Work instructions:
Read the lines below. Copy out any that hold the string "values".

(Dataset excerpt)
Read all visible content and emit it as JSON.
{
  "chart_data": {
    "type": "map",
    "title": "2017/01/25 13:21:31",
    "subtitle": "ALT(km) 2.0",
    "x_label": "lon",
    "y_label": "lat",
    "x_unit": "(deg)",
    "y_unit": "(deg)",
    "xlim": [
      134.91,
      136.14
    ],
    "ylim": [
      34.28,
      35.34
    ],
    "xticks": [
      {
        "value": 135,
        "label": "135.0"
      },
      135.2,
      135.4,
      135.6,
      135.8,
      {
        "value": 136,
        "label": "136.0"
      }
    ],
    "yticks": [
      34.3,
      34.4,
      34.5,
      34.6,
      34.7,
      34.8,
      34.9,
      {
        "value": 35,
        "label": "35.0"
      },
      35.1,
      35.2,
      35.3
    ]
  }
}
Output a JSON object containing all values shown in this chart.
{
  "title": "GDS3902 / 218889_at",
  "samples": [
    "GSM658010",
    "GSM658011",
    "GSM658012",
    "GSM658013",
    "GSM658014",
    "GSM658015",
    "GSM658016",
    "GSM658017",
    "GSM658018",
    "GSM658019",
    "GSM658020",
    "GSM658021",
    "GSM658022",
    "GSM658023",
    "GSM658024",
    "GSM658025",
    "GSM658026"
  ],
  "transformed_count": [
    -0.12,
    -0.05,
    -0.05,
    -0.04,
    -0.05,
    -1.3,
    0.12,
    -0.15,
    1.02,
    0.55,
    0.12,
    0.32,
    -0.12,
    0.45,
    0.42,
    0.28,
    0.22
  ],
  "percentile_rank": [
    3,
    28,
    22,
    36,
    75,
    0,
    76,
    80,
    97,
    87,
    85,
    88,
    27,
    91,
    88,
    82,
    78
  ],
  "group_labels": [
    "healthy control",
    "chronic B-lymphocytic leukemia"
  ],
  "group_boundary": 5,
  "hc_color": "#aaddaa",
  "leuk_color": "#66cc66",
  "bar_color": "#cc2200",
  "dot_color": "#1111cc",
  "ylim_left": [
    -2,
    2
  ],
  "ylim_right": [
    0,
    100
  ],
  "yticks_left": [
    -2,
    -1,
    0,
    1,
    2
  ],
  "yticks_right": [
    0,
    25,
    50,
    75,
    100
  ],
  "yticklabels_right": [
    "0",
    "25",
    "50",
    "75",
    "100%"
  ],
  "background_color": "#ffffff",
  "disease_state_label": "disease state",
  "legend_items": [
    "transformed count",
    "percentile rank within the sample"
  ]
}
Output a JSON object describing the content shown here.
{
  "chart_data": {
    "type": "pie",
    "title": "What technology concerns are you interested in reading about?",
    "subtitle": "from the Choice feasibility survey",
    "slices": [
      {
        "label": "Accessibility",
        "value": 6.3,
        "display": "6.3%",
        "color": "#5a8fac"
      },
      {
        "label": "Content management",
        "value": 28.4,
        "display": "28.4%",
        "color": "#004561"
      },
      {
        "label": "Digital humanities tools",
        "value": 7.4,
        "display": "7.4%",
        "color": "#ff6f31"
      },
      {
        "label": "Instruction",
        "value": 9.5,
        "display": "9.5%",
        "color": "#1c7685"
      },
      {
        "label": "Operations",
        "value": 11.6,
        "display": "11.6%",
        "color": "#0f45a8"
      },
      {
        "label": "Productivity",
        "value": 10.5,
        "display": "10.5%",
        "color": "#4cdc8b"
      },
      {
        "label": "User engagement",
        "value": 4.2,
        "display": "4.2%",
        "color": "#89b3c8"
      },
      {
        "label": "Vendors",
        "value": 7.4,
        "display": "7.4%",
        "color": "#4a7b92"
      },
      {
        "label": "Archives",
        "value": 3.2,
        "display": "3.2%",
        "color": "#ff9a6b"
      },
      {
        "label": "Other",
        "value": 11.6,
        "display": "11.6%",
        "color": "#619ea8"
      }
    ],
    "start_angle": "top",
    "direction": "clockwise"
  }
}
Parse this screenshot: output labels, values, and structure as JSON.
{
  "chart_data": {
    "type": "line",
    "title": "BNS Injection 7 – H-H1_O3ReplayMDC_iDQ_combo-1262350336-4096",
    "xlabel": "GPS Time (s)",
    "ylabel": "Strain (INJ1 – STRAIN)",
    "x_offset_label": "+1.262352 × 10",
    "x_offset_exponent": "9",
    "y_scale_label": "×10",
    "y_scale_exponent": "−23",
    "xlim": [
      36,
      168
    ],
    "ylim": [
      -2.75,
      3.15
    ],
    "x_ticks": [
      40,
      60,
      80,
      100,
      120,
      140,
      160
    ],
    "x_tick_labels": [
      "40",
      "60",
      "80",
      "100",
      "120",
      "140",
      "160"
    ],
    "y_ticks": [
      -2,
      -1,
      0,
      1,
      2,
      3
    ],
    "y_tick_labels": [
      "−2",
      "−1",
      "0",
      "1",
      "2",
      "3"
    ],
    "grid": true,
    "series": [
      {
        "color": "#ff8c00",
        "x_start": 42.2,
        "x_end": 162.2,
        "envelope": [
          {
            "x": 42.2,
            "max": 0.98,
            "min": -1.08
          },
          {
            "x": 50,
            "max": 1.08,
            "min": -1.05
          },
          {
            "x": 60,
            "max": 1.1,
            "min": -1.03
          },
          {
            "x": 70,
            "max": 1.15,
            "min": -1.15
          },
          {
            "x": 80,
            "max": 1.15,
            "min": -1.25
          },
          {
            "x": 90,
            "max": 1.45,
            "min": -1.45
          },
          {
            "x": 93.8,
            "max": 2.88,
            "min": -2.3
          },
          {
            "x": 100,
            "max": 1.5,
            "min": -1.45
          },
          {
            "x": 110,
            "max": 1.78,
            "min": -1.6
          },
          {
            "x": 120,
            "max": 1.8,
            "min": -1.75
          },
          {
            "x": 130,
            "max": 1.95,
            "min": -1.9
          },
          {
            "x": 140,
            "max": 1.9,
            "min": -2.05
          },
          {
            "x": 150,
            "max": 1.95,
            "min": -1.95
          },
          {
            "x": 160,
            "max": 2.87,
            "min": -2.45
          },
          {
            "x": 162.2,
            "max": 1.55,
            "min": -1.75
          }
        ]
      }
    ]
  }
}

Full output:
Output a JSON object containing all values shown in this chart.
Parse this screenshot: output labels, values, and structure as JSON.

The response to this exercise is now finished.